● **Given problem**
Here are some records; quote them exactly, leaving out the pictures.

--- start Listed records ---

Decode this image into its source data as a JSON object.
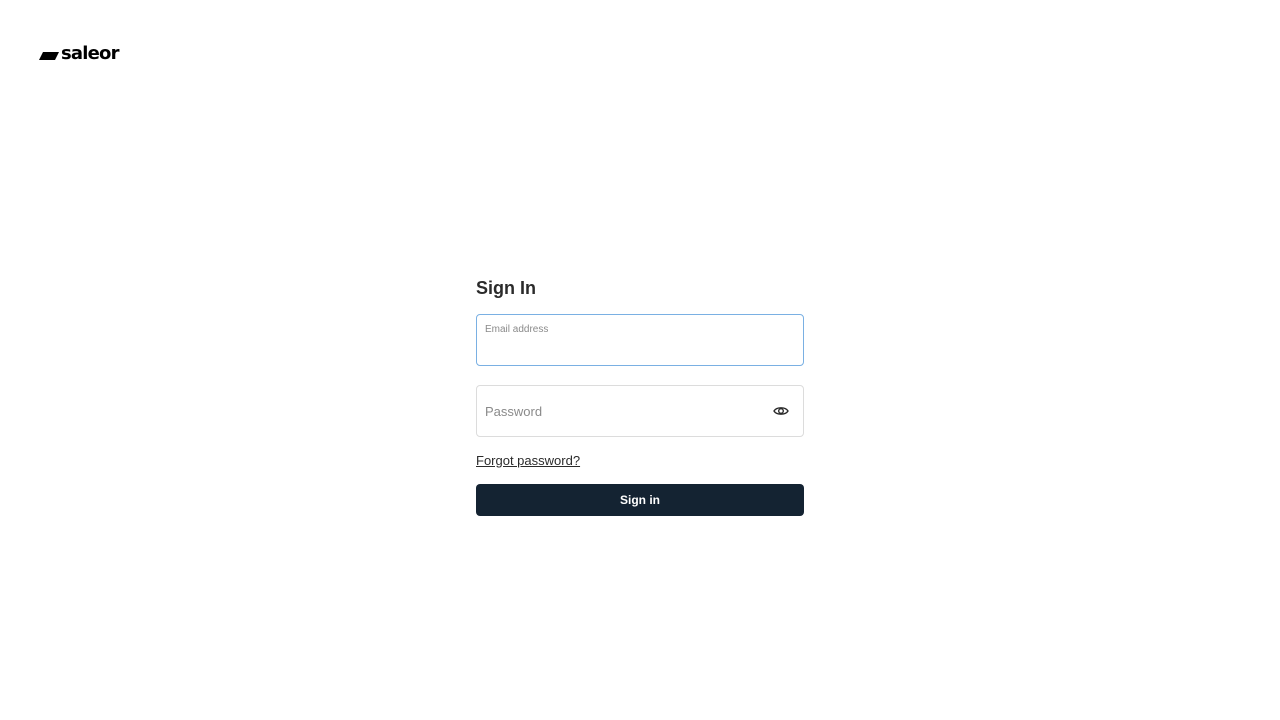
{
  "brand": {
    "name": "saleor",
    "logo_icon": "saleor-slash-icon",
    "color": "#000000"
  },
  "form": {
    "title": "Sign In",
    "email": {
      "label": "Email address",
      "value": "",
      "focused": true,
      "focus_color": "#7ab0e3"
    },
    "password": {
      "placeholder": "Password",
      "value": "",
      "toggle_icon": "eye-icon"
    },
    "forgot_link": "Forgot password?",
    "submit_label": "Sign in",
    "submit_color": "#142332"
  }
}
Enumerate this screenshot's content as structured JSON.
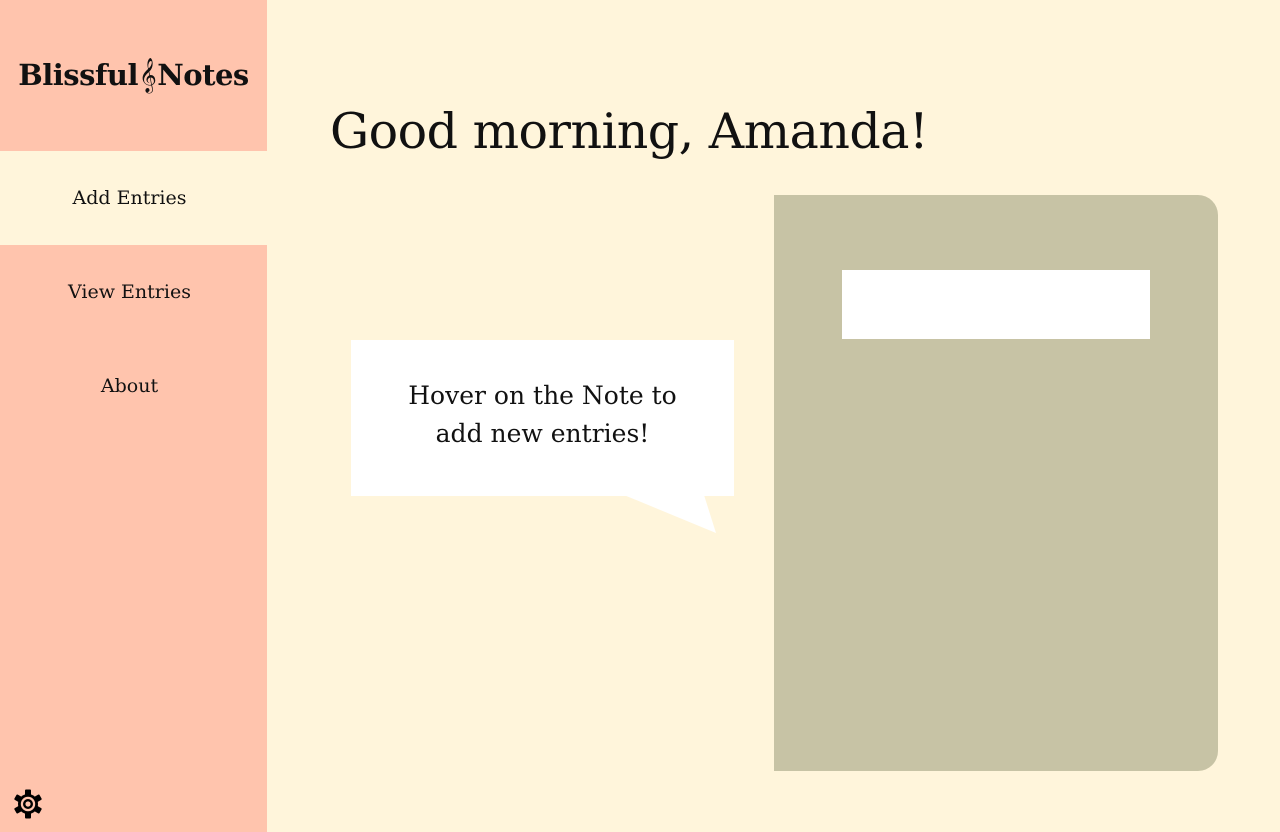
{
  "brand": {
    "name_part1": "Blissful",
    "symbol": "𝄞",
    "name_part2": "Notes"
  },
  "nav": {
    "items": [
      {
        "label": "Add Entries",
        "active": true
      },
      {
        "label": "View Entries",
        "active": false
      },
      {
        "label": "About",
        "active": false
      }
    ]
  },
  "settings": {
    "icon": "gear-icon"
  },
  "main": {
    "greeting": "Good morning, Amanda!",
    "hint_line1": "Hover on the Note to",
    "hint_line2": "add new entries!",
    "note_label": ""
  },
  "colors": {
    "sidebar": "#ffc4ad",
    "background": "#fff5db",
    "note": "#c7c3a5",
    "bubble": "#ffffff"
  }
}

--- end Listed records ---

● **Solution to this exercise**
Decode this image into its source data as a JSON object.
{
  "brand": {
    "name": "saleor",
    "logo_icon": "saleor-slash-icon",
    "color": "#000000"
  },
  "form": {
    "title": "Sign In",
    "email": {
      "label": "Email address",
      "value": "",
      "focused": true,
      "focus_color": "#7ab0e3"
    },
    "password": {
      "placeholder": "Password",
      "value": "",
      "toggle_icon": "eye-icon"
    },
    "forgot_link": "Forgot password?",
    "submit_label": "Sign in",
    "submit_color": "#142332"
  }
}
Enumerate this screenshot's content as structured JSON.
{
  "brand": {
    "name_part1": "Blissful",
    "symbol": "𝄞",
    "name_part2": "Notes"
  },
  "nav": {
    "items": [
      {
        "label": "Add Entries",
        "active": true
      },
      {
        "label": "View Entries",
        "active": false
      },
      {
        "label": "About",
        "active": false
      }
    ]
  },
  "settings": {
    "icon": "gear-icon"
  },
  "main": {
    "greeting": "Good morning, Amanda!",
    "hint_line1": "Hover on the Note to",
    "hint_line2": "add new entries!",
    "note_label": ""
  },
  "colors": {
    "sidebar": "#ffc4ad",
    "background": "#fff5db",
    "note": "#c7c3a5",
    "bubble": "#ffffff"
  }
}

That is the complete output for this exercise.